## begin Listing
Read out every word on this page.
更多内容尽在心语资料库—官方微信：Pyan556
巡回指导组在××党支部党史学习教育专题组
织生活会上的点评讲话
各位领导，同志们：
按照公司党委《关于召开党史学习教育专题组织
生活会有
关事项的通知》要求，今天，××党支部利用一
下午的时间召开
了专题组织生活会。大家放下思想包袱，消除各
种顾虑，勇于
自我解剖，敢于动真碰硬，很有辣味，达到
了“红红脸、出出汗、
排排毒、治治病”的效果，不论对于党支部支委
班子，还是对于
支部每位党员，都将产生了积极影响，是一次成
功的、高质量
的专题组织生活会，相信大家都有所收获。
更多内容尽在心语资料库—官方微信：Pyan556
## end Listing
### Set task
Write out every entry verbatim.

### Response to this task
Read out every word on this page.
更多内容尽在心语资料库—官方微信：Pyan556
巡回指导组在××党支部党史学习教育专题组
织生活会上的点评讲话
各位领导，同志们：
按照公司党委《关于召开党史学习教育专题组织
生活会有
关事项的通知》要求，今天，××党支部利用一
下午的时间召开
了专题组织生活会。大家放下思想包袱，消除各
种顾虑，勇于
自我解剖，敢于动真碰硬，很有辣味，达到
了“红红脸、出出汗、
排排毒、治治病”的效果，不论对于党支部支委
班子，还是对于
支部每位党员，都将产生了积极影响，是一次成
功的、高质量
的专题组织生活会，相信大家都有所收获。
更多内容尽在心语资料库—官方微信：Pyan556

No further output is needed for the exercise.